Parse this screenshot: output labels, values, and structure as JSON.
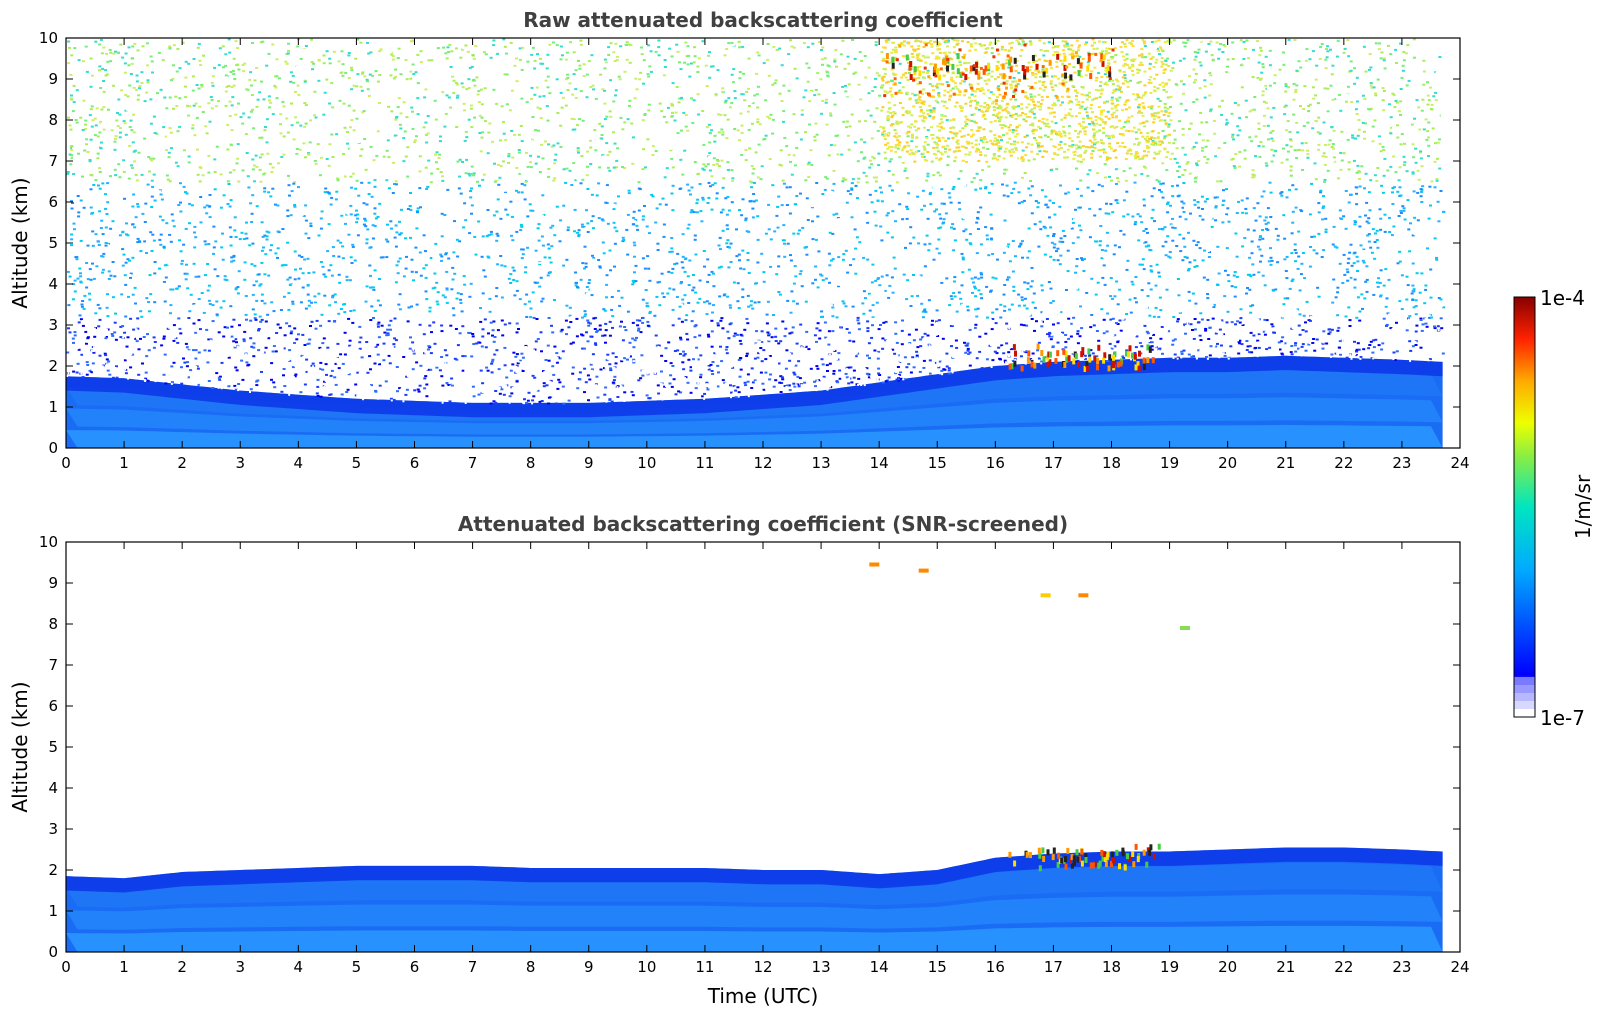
{
  "chart_data": [
    {
      "type": "heatmap",
      "title": "Raw attenuated backscattering coefficient",
      "xlabel": "",
      "ylabel": "Altitude (km)",
      "xlim": [
        0,
        24
      ],
      "ylim": [
        0,
        10
      ],
      "xticks": [
        "0",
        "1",
        "2",
        "3",
        "4",
        "5",
        "6",
        "7",
        "8",
        "9",
        "10",
        "11",
        "12",
        "13",
        "14",
        "15",
        "16",
        "17",
        "18",
        "19",
        "20",
        "21",
        "22",
        "23",
        "24"
      ],
      "yticks": [
        "0",
        "1",
        "2",
        "3",
        "4",
        "5",
        "6",
        "7",
        "8",
        "9",
        "10"
      ],
      "data_end_time": 23.7,
      "boundary_layer_top_km": [
        [
          0,
          1.75
        ],
        [
          1,
          1.7
        ],
        [
          2,
          1.55
        ],
        [
          3,
          1.4
        ],
        [
          4,
          1.3
        ],
        [
          5,
          1.2
        ],
        [
          6,
          1.15
        ],
        [
          7,
          1.1
        ],
        [
          8,
          1.1
        ],
        [
          9,
          1.1
        ],
        [
          10,
          1.15
        ],
        [
          11,
          1.2
        ],
        [
          12,
          1.3
        ],
        [
          13,
          1.4
        ],
        [
          14,
          1.6
        ],
        [
          15,
          1.8
        ],
        [
          16,
          2.0
        ],
        [
          17,
          2.1
        ],
        [
          18,
          2.15
        ],
        [
          19,
          2.2
        ],
        [
          20,
          2.2
        ],
        [
          21,
          2.25
        ],
        [
          22,
          2.2
        ],
        [
          23,
          2.15
        ],
        [
          23.7,
          2.1
        ]
      ],
      "noise": "dense speckle above boundary layer, increasing with altitude",
      "cloud_features": [
        {
          "time_start": 16.2,
          "time_end": 18.8,
          "altitude_km": 2.1,
          "intensity": "high"
        },
        {
          "time_start": 14.0,
          "time_end": 18.0,
          "altitude_km": 9.2,
          "intensity": "high"
        }
      ]
    },
    {
      "type": "heatmap",
      "title": "Attenuated backscattering coefficient (SNR-screened)",
      "xlabel": "Time (UTC)",
      "ylabel": "Altitude (km)",
      "xlim": [
        0,
        24
      ],
      "ylim": [
        0,
        10
      ],
      "xticks": [
        "0",
        "1",
        "2",
        "3",
        "4",
        "5",
        "6",
        "7",
        "8",
        "9",
        "10",
        "11",
        "12",
        "13",
        "14",
        "15",
        "16",
        "17",
        "18",
        "19",
        "20",
        "21",
        "22",
        "23",
        "24"
      ],
      "yticks": [
        "0",
        "1",
        "2",
        "3",
        "4",
        "5",
        "6",
        "7",
        "8",
        "9",
        "10"
      ],
      "data_end_time": 23.7,
      "screened_top_km": [
        [
          0,
          1.85
        ],
        [
          1,
          1.8
        ],
        [
          2,
          1.95
        ],
        [
          3,
          2.0
        ],
        [
          4,
          2.05
        ],
        [
          5,
          2.1
        ],
        [
          6,
          2.1
        ],
        [
          7,
          2.1
        ],
        [
          8,
          2.05
        ],
        [
          9,
          2.05
        ],
        [
          10,
          2.05
        ],
        [
          11,
          2.05
        ],
        [
          12,
          2.0
        ],
        [
          13,
          2.0
        ],
        [
          14,
          1.9
        ],
        [
          15,
          2.0
        ],
        [
          16,
          2.3
        ],
        [
          17,
          2.4
        ],
        [
          18,
          2.45
        ],
        [
          19,
          2.45
        ],
        [
          20,
          2.5
        ],
        [
          21,
          2.55
        ],
        [
          22,
          2.55
        ],
        [
          23,
          2.5
        ],
        [
          23.7,
          2.45
        ]
      ],
      "cloud_features": [
        {
          "time_start": 16.2,
          "time_end": 18.8,
          "altitude_km": 2.2,
          "intensity": "high"
        },
        {
          "time": 13.95,
          "altitude_km": 9.45,
          "intensity": "high"
        },
        {
          "time": 14.8,
          "altitude_km": 9.3,
          "intensity": "high"
        },
        {
          "time": 16.9,
          "altitude_km": 8.7,
          "intensity": "medium"
        },
        {
          "time": 17.55,
          "altitude_km": 8.7,
          "intensity": "high"
        },
        {
          "time": 19.3,
          "altitude_km": 7.9,
          "intensity": "low"
        }
      ]
    }
  ],
  "colorbar": {
    "label": "1/m/sr",
    "min_label": "1e-7",
    "max_label": "1e-4",
    "colormap": "jet"
  }
}
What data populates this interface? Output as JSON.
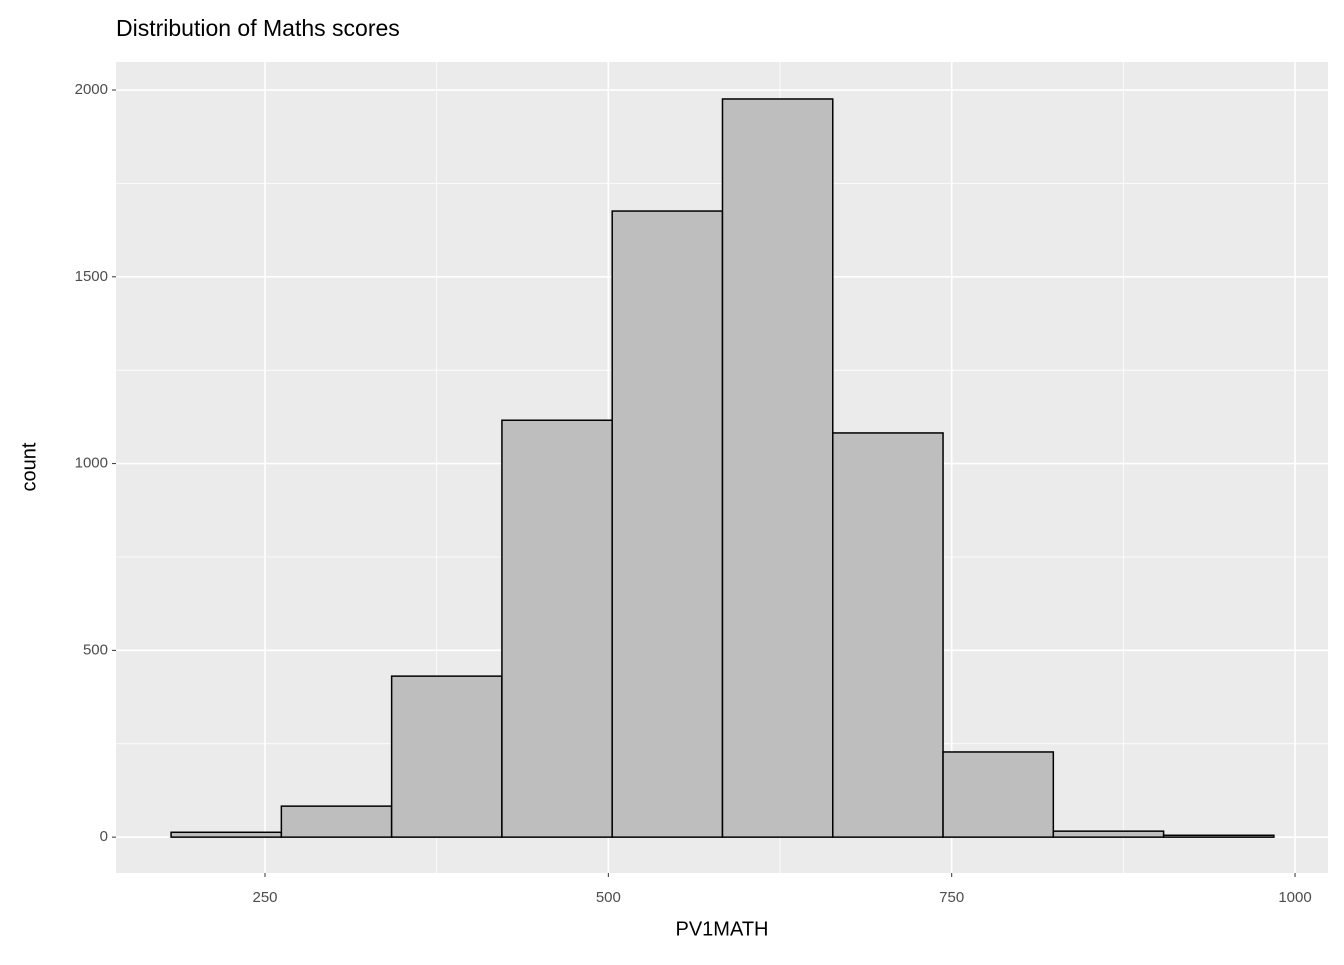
{
  "chart_data": {
    "type": "histogram",
    "title": "Distribution of Maths scores",
    "x_label": "PV1MATH",
    "y_label": "count",
    "bins": [
      181.6,
      261.9,
      342.2,
      422.5,
      502.8,
      583.1,
      663.4,
      743.7,
      824.0,
      904.3,
      984.6
    ],
    "values": [
      13,
      83,
      431,
      1116,
      1676,
      1976,
      1082,
      228,
      16,
      5
    ],
    "color": "#bebebe",
    "edge_color": "#000000",
    "xlim": [
      141.5,
      1024
    ],
    "ylim": [
      -96,
      2075
    ],
    "xticks": [
      250,
      500,
      750,
      1000
    ],
    "yticks": [
      0,
      500,
      1000,
      1500,
      2000
    ],
    "grid": true
  }
}
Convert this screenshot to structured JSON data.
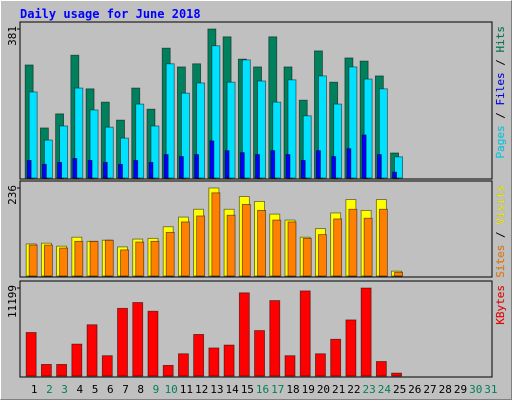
{
  "chart_data": {
    "type": "bar",
    "title": "Daily usage for June 2018",
    "categories": [
      "1",
      "2",
      "3",
      "4",
      "5",
      "6",
      "7",
      "8",
      "9",
      "10",
      "11",
      "12",
      "13",
      "14",
      "15",
      "16",
      "17",
      "18",
      "19",
      "20",
      "21",
      "22",
      "23",
      "24",
      "25",
      "26",
      "27",
      "28",
      "29",
      "30",
      "31"
    ],
    "category_colors": [
      "#000000",
      "#00805c",
      "#00805c",
      "#000000",
      "#000000",
      "#000000",
      "#000000",
      "#000000",
      "#00805c",
      "#00805c",
      "#000000",
      "#000000",
      "#000000",
      "#000000",
      "#000000",
      "#00805c",
      "#00805c",
      "#000000",
      "#000000",
      "#000000",
      "#000000",
      "#000000",
      "#00805c",
      "#00805c",
      "#000000",
      "#000000",
      "#000000",
      "#000000",
      "#000000",
      "#00805c",
      "#00805c"
    ],
    "legend_separator": " / ",
    "panels": [
      {
        "ylim": [
          0,
          381
        ],
        "yticks": [
          381
        ],
        "series": [
          {
            "name": "Hits",
            "color": "#00805c",
            "values": [
              289,
              128,
              164,
              314,
              228,
              194,
              148,
              230,
              176,
              332,
              284,
              292,
              381,
              361,
              304,
              284,
              361,
              284,
              199,
              325,
              245,
              307,
              299,
              261,
              64,
              null,
              null,
              null,
              null,
              null,
              null
            ]
          },
          {
            "name": "Pages",
            "color": "#00e0ff",
            "values": [
              220,
              97,
              133,
              230,
              174,
              130,
              102,
              189,
              133,
              292,
              217,
              243,
              338,
              245,
              302,
              248,
              194,
              251,
              159,
              261,
              189,
              284,
              253,
              228,
              54,
              null,
              null,
              null,
              null,
              null,
              null
            ]
          },
          {
            "name": "Files",
            "color": "#0000ff",
            "values": [
              45,
              35,
              40,
              50,
              45,
              40,
              35,
              45,
              40,
              60,
              55,
              60,
              95,
              70,
              65,
              60,
              70,
              60,
              45,
              70,
              55,
              75,
              110,
              60,
              15,
              null,
              null,
              null,
              null,
              null,
              null
            ]
          }
        ],
        "legend_order": [
          1,
          2,
          0
        ]
      },
      {
        "ylim": [
          0,
          236
        ],
        "yticks": [
          236
        ],
        "series": [
          {
            "name": "Visits",
            "color": "#ffff00",
            "values": [
              86,
              88,
              80,
              104,
              93,
              96,
              78,
              99,
              101,
              132,
              158,
              179,
              236,
              179,
              213,
              200,
              166,
              150,
              104,
              127,
              169,
              205,
              176,
              205,
              13,
              null,
              null,
              null,
              null,
              null,
              null
            ]
          },
          {
            "name": "Sites",
            "color": "#ff8000",
            "values": [
              83,
              83,
              75,
              93,
              93,
              96,
              70,
              91,
              93,
              117,
              145,
              161,
              223,
              163,
              192,
              176,
              150,
              145,
              101,
              111,
              153,
              179,
              155,
              179,
              10,
              null,
              null,
              null,
              null,
              null,
              null
            ]
          }
        ],
        "legend_order": [
          1,
          0
        ]
      },
      {
        "ylim": [
          0,
          11199
        ],
        "yticks": [
          11199
        ],
        "series": [
          {
            "name": "KBytes",
            "color": "#ff0000",
            "values": [
              5538,
              1477,
              1477,
              4061,
              6522,
              2584,
              8614,
              9353,
              8245,
              1354,
              2830,
              5292,
              3569,
              3938,
              10584,
              5784,
              9599,
              2584,
              10830,
              2830,
              4676,
              7138,
              11199,
              1846,
              369,
              null,
              null,
              null,
              null,
              null,
              null
            ]
          }
        ],
        "legend_order": [
          0
        ]
      }
    ]
  }
}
• • • • • • •
**WRITTEN REQUEST:** Check each line of the entries above, and show every one holding the word "backscattering".

**RESPONSE TO THE EXERCISE:**
      "title": "Raw attenuated backscattering coefficient",
      "title": "Attenuated backscattering coefficient (SNR-screened)",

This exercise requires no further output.